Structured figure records
┌──
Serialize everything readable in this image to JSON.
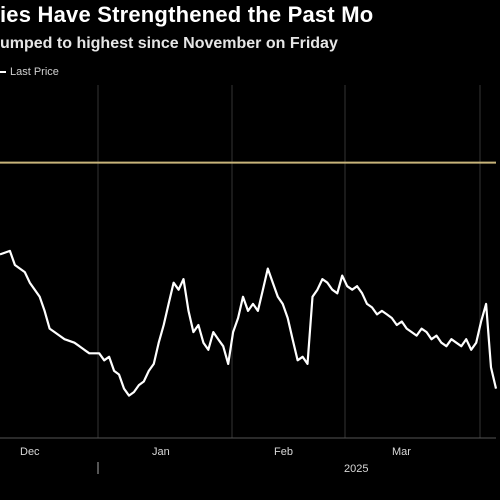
{
  "title": "ies Have Strengthened the Past Mo",
  "subtitle": "umped to highest since November on Friday",
  "legend_label": "Last Price",
  "chart_data": {
    "type": "line",
    "title": "ies Have Strengthened the Past Mo",
    "subtitle": "umped to highest since November on Friday",
    "xlabel": "",
    "ylabel": "",
    "x_tick_labels": [
      "Dec",
      "Jan",
      "Feb",
      "Mar"
    ],
    "year_label": "2025",
    "grid": "vertical",
    "legend": "top-left",
    "colors": {
      "line": "#ffffff",
      "reference": "#c8b47a",
      "background": "#000000",
      "grid": "#333333"
    },
    "ylim": [
      0,
      100
    ],
    "xlim": [
      0,
      100
    ],
    "reference_line": 78,
    "series": [
      {
        "name": "Last Price",
        "x": [
          0,
          2,
          3,
          5,
          6,
          8,
          9,
          10,
          11,
          12,
          13,
          15,
          16,
          17,
          18,
          20,
          21,
          22,
          23,
          24,
          25,
          26,
          27,
          28,
          29,
          30,
          31,
          32,
          33,
          34,
          35,
          36,
          37,
          38,
          39,
          40,
          41,
          42,
          43,
          44,
          45,
          46,
          47,
          48,
          49,
          50,
          51,
          52,
          53,
          54,
          55,
          56,
          57,
          58,
          59,
          60,
          61,
          62,
          63,
          64,
          65,
          66,
          67,
          68,
          69,
          70,
          71,
          72,
          73,
          74,
          75,
          76,
          77,
          78,
          79,
          80,
          81,
          82,
          83,
          84,
          85,
          86,
          87,
          88,
          89,
          90,
          91,
          92,
          93,
          94,
          95,
          96,
          97,
          98,
          99,
          100
        ],
        "values": [
          52,
          53,
          49,
          47,
          44,
          40,
          36,
          31,
          30,
          29,
          28,
          27,
          26,
          25,
          24,
          24,
          22,
          23,
          19,
          18,
          14,
          12,
          13,
          15,
          16,
          19,
          21,
          27,
          32,
          38,
          44,
          42,
          45,
          36,
          30,
          32,
          27,
          25,
          30,
          28,
          26,
          21,
          30,
          34,
          40,
          36,
          38,
          36,
          42,
          48,
          44,
          40,
          38,
          34,
          28,
          22,
          23,
          21,
          40,
          42,
          45,
          44,
          42,
          41,
          46,
          43,
          42,
          43,
          41,
          38,
          37,
          35,
          36,
          35,
          34,
          32,
          33,
          31,
          30,
          29,
          31,
          30,
          28,
          29,
          27,
          26,
          28,
          27,
          26,
          28,
          25,
          27,
          33,
          38,
          20,
          14
        ]
      }
    ]
  }
}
└──
Directions: Reproduce the entries above without change, omitting all pictures.

Output of the exercise:
Serialize everything readable in this image to JSON.
{
  "title": "ies Have Strengthened the Past Mo",
  "subtitle": "umped to highest since November on Friday",
  "legend_label": "Last Price",
  "chart_data": {
    "type": "line",
    "title": "ies Have Strengthened the Past Mo",
    "subtitle": "umped to highest since November on Friday",
    "xlabel": "",
    "ylabel": "",
    "x_tick_labels": [
      "Dec",
      "Jan",
      "Feb",
      "Mar"
    ],
    "year_label": "2025",
    "grid": "vertical",
    "legend": "top-left",
    "colors": {
      "line": "#ffffff",
      "reference": "#c8b47a",
      "background": "#000000",
      "grid": "#333333"
    },
    "ylim": [
      0,
      100
    ],
    "xlim": [
      0,
      100
    ],
    "reference_line": 78,
    "series": [
      {
        "name": "Last Price",
        "x": [
          0,
          2,
          3,
          5,
          6,
          8,
          9,
          10,
          11,
          12,
          13,
          15,
          16,
          17,
          18,
          20,
          21,
          22,
          23,
          24,
          25,
          26,
          27,
          28,
          29,
          30,
          31,
          32,
          33,
          34,
          35,
          36,
          37,
          38,
          39,
          40,
          41,
          42,
          43,
          44,
          45,
          46,
          47,
          48,
          49,
          50,
          51,
          52,
          53,
          54,
          55,
          56,
          57,
          58,
          59,
          60,
          61,
          62,
          63,
          64,
          65,
          66,
          67,
          68,
          69,
          70,
          71,
          72,
          73,
          74,
          75,
          76,
          77,
          78,
          79,
          80,
          81,
          82,
          83,
          84,
          85,
          86,
          87,
          88,
          89,
          90,
          91,
          92,
          93,
          94,
          95,
          96,
          97,
          98,
          99,
          100
        ],
        "values": [
          52,
          53,
          49,
          47,
          44,
          40,
          36,
          31,
          30,
          29,
          28,
          27,
          26,
          25,
          24,
          24,
          22,
          23,
          19,
          18,
          14,
          12,
          13,
          15,
          16,
          19,
          21,
          27,
          32,
          38,
          44,
          42,
          45,
          36,
          30,
          32,
          27,
          25,
          30,
          28,
          26,
          21,
          30,
          34,
          40,
          36,
          38,
          36,
          42,
          48,
          44,
          40,
          38,
          34,
          28,
          22,
          23,
          21,
          40,
          42,
          45,
          44,
          42,
          41,
          46,
          43,
          42,
          43,
          41,
          38,
          37,
          35,
          36,
          35,
          34,
          32,
          33,
          31,
          30,
          29,
          31,
          30,
          28,
          29,
          27,
          26,
          28,
          27,
          26,
          28,
          25,
          27,
          33,
          38,
          20,
          14
        ]
      }
    ]
  }
}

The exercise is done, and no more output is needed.